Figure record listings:

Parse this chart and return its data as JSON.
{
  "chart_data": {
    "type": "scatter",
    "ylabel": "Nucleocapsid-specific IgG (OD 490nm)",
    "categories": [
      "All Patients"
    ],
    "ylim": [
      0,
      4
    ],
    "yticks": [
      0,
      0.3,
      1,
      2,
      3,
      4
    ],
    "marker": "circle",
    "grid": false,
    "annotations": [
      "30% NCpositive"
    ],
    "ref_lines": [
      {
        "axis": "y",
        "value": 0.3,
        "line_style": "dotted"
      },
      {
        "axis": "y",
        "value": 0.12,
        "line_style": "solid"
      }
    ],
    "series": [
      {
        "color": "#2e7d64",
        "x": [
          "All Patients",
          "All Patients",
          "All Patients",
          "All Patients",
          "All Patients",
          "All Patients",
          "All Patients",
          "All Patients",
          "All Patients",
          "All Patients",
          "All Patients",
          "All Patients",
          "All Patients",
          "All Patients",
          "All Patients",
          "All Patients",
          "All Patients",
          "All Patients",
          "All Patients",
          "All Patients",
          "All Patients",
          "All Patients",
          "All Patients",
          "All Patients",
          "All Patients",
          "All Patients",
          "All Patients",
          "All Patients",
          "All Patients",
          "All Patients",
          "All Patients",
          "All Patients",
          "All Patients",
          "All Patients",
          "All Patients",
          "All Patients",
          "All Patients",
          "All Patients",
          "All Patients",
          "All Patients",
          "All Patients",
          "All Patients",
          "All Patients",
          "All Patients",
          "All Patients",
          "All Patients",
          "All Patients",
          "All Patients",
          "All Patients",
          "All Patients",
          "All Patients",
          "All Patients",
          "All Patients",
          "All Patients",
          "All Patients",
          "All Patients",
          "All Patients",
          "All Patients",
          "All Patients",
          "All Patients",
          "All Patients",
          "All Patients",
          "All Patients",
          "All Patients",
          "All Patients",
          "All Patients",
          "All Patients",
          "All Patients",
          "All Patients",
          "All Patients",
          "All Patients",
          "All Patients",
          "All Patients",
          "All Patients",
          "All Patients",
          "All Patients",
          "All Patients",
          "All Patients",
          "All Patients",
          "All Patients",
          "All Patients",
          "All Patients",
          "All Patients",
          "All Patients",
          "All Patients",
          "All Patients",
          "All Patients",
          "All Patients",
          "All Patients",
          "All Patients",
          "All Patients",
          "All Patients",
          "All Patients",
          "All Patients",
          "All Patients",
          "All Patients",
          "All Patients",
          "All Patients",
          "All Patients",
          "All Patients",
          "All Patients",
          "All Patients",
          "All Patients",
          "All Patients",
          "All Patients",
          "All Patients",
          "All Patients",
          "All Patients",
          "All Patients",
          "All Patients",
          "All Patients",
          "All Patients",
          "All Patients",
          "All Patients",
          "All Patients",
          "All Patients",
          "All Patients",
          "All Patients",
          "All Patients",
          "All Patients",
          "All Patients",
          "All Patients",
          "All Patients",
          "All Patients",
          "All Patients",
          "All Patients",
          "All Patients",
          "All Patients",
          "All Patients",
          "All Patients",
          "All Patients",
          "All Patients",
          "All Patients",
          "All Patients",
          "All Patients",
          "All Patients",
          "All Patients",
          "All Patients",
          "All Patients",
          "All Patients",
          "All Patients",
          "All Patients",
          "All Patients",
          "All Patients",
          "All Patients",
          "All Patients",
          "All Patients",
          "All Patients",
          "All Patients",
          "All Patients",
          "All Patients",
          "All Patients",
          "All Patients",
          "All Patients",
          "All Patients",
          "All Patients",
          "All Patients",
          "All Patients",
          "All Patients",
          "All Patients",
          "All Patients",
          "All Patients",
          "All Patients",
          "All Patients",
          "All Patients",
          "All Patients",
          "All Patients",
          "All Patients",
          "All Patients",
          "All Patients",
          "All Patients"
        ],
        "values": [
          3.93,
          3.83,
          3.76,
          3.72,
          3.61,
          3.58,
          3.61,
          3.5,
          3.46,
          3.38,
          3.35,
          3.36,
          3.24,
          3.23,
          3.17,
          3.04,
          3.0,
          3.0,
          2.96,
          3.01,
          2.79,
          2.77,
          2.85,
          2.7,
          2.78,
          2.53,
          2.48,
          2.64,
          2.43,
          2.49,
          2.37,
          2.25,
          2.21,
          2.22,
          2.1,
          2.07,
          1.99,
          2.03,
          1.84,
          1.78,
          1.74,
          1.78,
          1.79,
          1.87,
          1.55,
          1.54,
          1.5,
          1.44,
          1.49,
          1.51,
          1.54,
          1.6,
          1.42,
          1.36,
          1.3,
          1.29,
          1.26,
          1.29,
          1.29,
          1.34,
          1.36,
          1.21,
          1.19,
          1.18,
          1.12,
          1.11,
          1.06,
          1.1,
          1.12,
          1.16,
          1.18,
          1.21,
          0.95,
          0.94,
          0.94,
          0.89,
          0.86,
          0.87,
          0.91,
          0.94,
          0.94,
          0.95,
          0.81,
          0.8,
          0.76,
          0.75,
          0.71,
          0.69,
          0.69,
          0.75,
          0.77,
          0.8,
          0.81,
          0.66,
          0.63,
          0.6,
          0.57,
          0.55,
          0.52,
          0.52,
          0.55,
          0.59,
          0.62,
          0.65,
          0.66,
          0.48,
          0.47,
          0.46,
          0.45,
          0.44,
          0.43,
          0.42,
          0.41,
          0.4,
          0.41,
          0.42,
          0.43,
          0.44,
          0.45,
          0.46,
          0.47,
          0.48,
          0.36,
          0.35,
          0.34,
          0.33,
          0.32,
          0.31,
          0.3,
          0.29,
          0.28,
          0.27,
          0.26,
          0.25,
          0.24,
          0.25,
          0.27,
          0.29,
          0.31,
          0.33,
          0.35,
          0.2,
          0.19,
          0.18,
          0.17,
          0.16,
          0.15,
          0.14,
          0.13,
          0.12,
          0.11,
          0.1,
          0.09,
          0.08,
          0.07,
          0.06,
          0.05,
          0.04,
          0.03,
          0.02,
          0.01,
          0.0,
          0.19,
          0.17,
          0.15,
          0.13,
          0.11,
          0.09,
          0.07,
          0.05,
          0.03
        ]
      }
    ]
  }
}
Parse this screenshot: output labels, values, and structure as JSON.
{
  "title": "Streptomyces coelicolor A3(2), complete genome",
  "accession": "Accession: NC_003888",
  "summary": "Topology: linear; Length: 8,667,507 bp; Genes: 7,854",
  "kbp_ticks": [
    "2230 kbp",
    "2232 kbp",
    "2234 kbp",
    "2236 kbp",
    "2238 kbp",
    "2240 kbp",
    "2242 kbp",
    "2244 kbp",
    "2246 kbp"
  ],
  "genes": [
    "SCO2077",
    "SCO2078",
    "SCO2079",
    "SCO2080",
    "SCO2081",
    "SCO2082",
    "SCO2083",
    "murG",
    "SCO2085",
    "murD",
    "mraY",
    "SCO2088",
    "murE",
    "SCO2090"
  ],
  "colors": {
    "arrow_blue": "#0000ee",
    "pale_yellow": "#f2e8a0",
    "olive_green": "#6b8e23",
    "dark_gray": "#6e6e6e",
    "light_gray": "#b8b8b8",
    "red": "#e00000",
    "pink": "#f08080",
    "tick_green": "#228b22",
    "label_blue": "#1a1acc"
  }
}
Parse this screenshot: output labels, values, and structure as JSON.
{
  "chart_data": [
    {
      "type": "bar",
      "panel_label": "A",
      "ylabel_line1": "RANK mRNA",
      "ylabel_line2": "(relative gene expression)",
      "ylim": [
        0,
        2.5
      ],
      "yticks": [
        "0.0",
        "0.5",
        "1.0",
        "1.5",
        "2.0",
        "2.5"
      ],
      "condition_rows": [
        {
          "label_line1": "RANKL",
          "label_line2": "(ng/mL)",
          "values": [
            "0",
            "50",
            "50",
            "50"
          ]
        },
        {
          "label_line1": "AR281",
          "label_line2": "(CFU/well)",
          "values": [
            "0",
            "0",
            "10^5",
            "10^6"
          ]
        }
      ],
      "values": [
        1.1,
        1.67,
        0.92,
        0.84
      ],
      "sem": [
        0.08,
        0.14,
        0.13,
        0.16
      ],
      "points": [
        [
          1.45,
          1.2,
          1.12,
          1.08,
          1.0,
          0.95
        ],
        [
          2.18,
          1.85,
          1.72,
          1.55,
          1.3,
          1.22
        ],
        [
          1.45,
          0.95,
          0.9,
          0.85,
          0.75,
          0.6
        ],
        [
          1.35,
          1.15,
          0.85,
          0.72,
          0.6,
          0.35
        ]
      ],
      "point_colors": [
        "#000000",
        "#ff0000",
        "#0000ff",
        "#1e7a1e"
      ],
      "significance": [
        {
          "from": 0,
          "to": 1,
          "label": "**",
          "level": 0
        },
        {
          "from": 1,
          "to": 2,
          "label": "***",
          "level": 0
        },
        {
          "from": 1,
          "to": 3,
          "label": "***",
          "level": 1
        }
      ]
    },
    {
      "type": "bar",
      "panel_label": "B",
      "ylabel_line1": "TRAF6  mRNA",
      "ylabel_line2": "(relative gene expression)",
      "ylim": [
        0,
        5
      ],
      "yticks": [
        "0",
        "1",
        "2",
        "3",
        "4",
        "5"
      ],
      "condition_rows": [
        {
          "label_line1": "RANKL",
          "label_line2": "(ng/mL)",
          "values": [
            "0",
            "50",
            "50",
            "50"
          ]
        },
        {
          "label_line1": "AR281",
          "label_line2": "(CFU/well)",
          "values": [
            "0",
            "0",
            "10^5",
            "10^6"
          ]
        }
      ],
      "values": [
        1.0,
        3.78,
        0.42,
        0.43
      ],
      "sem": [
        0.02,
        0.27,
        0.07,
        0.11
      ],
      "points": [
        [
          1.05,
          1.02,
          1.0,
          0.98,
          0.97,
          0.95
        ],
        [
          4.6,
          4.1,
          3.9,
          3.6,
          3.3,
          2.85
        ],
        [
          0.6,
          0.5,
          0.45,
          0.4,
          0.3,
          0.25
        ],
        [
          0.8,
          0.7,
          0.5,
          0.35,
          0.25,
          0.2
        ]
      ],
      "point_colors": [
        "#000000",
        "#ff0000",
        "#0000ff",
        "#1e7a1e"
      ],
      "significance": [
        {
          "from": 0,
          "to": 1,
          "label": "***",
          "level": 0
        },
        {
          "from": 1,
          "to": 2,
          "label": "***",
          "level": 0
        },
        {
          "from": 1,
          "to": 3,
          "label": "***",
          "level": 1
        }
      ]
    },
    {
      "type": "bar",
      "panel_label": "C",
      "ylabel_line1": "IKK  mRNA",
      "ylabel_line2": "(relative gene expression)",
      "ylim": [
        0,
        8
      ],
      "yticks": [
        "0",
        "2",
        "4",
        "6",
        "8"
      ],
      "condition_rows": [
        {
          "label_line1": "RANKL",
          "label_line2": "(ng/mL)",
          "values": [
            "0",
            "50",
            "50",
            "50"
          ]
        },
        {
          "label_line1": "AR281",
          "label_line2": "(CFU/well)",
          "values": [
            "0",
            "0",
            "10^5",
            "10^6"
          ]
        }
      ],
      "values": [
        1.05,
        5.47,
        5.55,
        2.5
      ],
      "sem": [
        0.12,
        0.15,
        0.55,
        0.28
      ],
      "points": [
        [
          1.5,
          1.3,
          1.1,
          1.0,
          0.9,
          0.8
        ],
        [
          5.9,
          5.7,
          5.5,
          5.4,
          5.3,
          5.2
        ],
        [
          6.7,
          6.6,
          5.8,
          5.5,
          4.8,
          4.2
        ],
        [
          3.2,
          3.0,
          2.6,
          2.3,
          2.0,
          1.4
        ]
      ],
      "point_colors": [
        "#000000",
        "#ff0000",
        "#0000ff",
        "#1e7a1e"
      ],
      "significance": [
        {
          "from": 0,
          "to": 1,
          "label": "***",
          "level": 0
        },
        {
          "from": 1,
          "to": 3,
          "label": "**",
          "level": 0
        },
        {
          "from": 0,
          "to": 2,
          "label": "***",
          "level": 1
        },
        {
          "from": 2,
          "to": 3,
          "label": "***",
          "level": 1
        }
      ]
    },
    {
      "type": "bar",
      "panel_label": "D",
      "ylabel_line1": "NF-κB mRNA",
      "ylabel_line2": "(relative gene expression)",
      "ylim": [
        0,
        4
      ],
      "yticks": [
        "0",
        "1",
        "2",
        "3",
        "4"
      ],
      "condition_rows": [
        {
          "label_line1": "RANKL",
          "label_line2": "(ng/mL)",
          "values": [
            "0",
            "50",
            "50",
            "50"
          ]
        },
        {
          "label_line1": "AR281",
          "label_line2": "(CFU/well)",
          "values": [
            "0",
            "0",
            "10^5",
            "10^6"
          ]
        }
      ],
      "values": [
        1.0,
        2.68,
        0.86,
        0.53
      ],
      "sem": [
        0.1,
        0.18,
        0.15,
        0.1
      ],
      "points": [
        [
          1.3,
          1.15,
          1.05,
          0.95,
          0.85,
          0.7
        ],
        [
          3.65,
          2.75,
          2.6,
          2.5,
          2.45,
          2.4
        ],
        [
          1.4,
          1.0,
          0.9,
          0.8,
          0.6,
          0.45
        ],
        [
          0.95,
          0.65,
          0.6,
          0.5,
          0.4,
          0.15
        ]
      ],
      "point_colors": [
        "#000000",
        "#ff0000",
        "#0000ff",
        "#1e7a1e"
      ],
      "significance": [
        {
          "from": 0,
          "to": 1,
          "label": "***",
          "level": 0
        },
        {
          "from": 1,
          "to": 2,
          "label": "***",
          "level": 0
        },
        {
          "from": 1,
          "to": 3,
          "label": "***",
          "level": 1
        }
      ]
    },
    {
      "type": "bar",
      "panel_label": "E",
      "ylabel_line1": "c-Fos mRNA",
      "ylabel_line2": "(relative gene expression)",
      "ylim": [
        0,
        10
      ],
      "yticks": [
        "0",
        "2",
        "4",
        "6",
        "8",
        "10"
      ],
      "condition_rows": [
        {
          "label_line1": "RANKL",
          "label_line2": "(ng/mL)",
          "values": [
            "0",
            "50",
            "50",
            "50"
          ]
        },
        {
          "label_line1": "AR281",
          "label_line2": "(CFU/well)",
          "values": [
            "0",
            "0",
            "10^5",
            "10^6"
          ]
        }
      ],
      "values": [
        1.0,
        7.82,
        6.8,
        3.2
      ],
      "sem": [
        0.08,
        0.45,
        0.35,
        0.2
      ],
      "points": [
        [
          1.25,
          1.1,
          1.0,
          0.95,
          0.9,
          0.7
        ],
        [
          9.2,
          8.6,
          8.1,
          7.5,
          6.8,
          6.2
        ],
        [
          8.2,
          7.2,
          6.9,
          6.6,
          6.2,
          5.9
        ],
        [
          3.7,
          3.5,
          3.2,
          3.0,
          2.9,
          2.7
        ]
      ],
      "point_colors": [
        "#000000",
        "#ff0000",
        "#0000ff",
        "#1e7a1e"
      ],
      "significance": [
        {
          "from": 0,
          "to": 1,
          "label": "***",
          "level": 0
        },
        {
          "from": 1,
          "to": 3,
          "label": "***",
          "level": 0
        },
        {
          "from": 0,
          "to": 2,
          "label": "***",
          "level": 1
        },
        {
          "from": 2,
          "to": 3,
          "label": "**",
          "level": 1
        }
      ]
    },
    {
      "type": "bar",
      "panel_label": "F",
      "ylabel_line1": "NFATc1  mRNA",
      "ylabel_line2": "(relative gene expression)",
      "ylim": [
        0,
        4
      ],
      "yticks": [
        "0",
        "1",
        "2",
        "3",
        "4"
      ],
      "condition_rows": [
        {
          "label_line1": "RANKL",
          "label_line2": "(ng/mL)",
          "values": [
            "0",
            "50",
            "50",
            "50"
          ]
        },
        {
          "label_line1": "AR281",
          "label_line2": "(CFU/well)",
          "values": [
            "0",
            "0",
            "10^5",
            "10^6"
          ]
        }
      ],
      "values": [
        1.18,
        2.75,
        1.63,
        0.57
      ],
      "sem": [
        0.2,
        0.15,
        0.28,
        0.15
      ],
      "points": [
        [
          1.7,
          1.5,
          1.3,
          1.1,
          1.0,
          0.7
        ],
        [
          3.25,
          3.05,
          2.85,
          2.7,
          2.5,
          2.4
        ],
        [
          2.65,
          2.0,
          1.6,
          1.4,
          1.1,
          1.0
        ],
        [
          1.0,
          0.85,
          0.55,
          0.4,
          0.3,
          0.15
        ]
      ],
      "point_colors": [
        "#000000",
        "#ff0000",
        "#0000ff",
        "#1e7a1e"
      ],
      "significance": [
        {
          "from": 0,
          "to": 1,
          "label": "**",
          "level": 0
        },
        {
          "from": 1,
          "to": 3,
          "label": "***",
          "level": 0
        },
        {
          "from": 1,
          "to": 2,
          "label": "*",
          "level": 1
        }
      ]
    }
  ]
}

• EXERCISE GOAL:
Each line of the data above that contains the string "mRNA" should be counted; give only the total.

• REPLY:
6